- Reading text -

One has to consider, on the one hand, the raw materials extraction and global supply chains: lithium is concentrated in Argentina, Bolivia, and Chile. The Democratic Republic of the Congo (DRC) is the world’s dominant source of cobalt. Mineral extraction in these locales is related to environmental degradation and human rights abuses. So, the overall sustainability of the supply should be closely monitored.
Considering, on the other hand, the end of life, there is a concern about the impact generated in the long run and the identification of who is going to take on the responsibility and the costs of it. It is reasonable to foresee an application of the Extended Producer Responsibility (EPR) (it can be defined as “an environmental policy approach in which a producer’s responsibility for a product is extended to the post-consumer stage of a product’s life cycle”), but there is also the need to outline and implement new value chains, which address the end of life with a cradle-to-cradle approach
Thanks to the application of LCA, we are able to account for the impacts generated along the whole life cycle of EVs and compare them with other LDV options. The results of such assessment can hardly be generalized, as the impact of EVs strongly depends on the electricity mix used to generate the electricity. For instance, the emissions level decrease for EV compared to internal-combustion-engine vehicles, but there is an increase in human toxicity level for EV, due to the larger use of metals, chemicals and energy for the production of powertrains. And in terms of cost, EV has lower operating cost but has higher overall LCC due to higher acquisition price of batteries, uncertainty in pricing of future gasoline and electricity mix and higher initial cost.
There are some promising solutions also in the electric vehicle types., which are not so popular nowadays, such as for example fuel cell electric vehicles. They got the name because the heart of such vehicles is fuel cells that use chemical reactions to produce electricity. Hydrogen is the fuel of choice for FCVs to carry out this reaction, so they are often called “hydrogen fuel cell vehicles”. Water is the only byproduct of its power generating process. A huge advantage of such vehicles is they can produce their own electricity which emits no carbon, making them the winner of the carbon reduction footprint among all EVs. Another important aspect is the refilling process, as it takes the same amount of time required to fill a conventional vehicle at a gas pump, so our habits in refilling would not need to be changed to a large extent as for other EVs. Major obstacles are the same as for hydrogen in general, such as the scarcity of hydrogen fuel stations, high cost, and safety issues in case of flammable hydrogen leaking out of the tanks. If these obstacles were eliminated, FCVs could really represent the future of cars.
But as EVs are playing an important role in the carbon neutral future, it is important also to understand what the main obstacles are in adopting more electric vehicles. The transport sector accounts for about 20-25% of GHG emissions, at a global level and road transport is the main contributor. In this sense, improving the climate performance of the sector would positively affect our way to achieving the targets set by Paris agreement.
It is necessary to evaluate not only the direct emissions, but also the indirect ones, as mentioned before, through a Life Cycle Thinking approach.
At present, we have several barriers against a broader diffusion of EVs: during the present global crisis, production bottlenecks related to raw material shortages; pricing, which limits the market penetration; uncertainties about incentive schemes and timing; uncertainties regarding maintenance in the long run and end-of-life (especially in terms of costs); difficulties in the everyday management of EVs: how and where to charge them, how long does it take, lack of standard in the connectors etc.

- Given data -
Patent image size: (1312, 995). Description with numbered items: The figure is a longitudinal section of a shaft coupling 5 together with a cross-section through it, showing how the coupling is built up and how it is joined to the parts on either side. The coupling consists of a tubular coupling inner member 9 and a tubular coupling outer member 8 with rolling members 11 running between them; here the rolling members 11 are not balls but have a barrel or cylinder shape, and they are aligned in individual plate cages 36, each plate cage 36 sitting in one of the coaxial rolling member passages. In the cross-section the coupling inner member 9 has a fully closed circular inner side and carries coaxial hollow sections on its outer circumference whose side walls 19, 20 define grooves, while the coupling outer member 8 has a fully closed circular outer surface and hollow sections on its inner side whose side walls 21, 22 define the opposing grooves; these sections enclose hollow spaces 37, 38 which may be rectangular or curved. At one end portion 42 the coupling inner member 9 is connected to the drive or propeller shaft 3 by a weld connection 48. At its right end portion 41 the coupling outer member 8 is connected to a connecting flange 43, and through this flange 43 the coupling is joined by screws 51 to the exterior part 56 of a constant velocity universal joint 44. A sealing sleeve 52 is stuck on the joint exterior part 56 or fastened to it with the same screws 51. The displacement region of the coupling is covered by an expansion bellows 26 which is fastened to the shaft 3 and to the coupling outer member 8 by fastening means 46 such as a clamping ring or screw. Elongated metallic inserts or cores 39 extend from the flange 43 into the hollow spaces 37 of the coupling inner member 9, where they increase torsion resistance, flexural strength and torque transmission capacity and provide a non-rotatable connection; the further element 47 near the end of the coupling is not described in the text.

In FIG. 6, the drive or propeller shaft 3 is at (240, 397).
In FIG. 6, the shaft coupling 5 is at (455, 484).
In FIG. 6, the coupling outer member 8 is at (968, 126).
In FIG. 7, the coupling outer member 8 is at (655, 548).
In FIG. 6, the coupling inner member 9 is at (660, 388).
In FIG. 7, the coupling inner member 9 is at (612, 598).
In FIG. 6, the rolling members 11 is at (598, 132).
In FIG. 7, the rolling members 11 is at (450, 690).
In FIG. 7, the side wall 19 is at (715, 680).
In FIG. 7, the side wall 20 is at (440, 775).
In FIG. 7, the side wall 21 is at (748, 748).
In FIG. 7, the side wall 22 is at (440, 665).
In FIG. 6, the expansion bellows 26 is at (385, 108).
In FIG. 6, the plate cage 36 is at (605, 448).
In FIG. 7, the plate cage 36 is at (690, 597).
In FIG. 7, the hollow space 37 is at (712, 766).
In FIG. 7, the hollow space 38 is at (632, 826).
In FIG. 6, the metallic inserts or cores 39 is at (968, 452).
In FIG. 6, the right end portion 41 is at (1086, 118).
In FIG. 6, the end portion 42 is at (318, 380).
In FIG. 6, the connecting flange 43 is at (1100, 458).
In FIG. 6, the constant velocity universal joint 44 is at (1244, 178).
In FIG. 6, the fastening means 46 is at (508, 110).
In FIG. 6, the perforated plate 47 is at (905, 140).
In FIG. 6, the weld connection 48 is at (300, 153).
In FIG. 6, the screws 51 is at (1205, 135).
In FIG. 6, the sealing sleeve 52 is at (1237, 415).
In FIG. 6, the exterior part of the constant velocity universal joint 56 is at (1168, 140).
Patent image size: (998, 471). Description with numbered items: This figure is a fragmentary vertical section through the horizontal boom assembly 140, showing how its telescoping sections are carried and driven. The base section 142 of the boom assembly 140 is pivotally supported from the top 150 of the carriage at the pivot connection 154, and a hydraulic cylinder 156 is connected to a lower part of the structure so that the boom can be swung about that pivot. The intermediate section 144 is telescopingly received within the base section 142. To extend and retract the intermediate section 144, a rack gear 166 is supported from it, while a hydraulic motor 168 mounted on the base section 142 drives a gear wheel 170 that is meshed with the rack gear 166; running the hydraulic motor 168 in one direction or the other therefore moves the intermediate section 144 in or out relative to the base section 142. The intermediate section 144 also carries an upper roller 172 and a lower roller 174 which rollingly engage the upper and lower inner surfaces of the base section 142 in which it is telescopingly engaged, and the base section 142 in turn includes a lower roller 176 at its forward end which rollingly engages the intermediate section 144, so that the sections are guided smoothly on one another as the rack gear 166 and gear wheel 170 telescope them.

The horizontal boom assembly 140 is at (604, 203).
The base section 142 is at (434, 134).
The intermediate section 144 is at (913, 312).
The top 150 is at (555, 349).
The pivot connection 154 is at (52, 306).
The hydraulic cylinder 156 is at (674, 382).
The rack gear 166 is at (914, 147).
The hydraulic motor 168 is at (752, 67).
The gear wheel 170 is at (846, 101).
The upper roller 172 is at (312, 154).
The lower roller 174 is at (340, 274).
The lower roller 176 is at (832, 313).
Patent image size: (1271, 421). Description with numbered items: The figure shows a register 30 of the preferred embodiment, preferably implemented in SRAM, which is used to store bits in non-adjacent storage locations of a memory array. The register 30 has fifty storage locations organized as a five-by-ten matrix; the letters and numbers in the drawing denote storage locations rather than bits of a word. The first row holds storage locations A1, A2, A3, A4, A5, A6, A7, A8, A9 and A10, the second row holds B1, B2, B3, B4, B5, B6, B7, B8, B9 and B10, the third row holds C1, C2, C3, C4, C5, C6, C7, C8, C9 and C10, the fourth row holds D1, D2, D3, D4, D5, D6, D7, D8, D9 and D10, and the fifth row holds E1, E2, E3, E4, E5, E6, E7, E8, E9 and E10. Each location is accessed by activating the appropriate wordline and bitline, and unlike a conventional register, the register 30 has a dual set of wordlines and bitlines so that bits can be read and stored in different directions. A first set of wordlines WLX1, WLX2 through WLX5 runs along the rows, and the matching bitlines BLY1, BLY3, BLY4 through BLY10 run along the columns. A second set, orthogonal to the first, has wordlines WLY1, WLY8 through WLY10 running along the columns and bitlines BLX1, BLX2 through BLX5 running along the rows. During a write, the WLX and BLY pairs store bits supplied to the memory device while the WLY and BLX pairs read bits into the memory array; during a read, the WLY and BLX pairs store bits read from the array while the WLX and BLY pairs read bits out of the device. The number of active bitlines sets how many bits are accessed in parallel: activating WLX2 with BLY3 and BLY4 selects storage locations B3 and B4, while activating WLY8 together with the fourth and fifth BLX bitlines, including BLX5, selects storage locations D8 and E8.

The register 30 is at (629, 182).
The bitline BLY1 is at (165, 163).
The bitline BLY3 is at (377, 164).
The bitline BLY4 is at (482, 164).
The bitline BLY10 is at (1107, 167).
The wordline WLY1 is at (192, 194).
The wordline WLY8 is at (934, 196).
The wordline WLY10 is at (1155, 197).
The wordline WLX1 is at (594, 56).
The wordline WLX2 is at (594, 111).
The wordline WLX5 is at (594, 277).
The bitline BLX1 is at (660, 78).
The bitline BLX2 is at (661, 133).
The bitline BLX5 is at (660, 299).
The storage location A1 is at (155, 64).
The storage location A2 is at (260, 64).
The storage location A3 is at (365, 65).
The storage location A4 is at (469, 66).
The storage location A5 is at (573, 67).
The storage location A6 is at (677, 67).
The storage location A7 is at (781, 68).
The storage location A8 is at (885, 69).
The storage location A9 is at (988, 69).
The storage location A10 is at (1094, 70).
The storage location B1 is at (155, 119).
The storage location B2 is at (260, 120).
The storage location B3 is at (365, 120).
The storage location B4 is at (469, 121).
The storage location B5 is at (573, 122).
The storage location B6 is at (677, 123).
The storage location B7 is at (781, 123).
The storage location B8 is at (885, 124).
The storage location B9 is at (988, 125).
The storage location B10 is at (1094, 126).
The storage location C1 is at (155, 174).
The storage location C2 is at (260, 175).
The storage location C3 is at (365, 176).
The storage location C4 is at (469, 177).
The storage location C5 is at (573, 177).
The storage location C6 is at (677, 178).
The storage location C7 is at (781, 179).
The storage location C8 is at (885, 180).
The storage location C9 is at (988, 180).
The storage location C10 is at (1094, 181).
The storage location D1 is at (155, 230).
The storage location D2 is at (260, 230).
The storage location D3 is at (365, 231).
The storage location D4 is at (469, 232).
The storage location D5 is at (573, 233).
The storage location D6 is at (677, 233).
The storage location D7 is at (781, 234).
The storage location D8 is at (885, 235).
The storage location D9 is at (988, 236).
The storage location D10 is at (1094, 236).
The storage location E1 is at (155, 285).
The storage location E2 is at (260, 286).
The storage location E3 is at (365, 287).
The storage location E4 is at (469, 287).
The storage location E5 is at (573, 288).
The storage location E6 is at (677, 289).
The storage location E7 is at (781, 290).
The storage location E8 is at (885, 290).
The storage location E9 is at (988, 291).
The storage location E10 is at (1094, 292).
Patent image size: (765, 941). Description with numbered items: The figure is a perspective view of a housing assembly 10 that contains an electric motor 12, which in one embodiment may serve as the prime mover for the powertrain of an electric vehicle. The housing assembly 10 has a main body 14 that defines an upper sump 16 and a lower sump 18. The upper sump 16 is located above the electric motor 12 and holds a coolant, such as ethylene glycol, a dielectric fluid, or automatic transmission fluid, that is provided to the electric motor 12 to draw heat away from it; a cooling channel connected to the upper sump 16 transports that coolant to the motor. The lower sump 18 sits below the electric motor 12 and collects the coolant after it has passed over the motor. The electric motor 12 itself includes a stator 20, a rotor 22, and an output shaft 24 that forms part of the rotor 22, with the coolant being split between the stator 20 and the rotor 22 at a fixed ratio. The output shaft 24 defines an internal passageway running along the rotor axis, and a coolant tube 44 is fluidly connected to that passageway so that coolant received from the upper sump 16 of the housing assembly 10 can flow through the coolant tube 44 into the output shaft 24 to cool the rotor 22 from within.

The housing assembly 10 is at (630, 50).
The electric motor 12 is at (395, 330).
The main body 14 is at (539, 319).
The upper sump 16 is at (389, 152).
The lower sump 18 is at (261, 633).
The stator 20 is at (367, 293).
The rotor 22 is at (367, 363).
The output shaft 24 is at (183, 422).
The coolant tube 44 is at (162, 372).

- Task requirements -
1: In the electric vehicle text, which country is named as the world's dominant source of cobalt?
2: Write out the passage of the electric vehicle text between "But as EVs are" and "Cycle Thinking approach.", inclusive.

- Task-by-task solutions -
1: The Democratic Republic of the Congo (DRC).

2:
But as EVs are playing an important role in the carbon neutral future, it is important also to understand what the main obstacles are in adopting more electric vehicles. The transport sector accounts for about 20-25% of GHG emissions, at a global level and road transport is the main contributor. In this sense, improving the climate performance of the sector would positively affect our way to achieving the targets set by Paris agreement.
It is necessary to evaluate not only the direct emissions, but also the indirect ones, as mentioned before, through a Life Cycle Thinking approach.